Copy each line that has the string "upper" somewhere in it.

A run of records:
···

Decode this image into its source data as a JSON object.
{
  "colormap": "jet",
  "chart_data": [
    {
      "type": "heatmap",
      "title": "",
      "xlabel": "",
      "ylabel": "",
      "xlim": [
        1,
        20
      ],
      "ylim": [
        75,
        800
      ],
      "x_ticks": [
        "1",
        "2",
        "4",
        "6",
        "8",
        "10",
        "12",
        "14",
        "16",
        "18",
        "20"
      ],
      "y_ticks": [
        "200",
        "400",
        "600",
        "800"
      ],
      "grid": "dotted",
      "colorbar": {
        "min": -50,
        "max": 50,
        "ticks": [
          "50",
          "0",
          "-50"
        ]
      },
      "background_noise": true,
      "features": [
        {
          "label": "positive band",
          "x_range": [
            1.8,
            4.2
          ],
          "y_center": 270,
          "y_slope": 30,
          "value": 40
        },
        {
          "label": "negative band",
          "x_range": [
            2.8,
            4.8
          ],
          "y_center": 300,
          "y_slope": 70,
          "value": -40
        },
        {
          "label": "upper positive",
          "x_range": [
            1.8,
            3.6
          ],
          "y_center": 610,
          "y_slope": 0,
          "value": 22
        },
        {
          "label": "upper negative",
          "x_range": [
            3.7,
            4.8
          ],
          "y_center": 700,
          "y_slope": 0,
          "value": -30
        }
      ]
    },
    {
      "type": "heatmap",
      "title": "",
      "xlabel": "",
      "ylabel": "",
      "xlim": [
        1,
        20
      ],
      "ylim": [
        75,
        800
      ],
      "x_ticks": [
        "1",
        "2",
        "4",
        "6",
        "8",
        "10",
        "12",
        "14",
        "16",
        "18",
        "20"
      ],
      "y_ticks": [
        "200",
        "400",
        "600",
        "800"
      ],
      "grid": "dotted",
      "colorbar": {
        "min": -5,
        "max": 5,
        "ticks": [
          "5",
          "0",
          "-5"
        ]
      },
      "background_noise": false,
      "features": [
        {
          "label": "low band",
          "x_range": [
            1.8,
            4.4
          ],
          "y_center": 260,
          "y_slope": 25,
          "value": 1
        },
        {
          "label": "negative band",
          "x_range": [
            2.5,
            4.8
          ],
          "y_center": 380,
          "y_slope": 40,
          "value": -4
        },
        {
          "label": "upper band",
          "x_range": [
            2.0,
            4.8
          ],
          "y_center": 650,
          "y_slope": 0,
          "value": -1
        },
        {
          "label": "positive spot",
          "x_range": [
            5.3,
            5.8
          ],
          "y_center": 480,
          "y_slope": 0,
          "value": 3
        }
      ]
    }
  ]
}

···

Solution to this task:
          "label": "upper positive",
          "label": "upper negative",
          "label": "upper band",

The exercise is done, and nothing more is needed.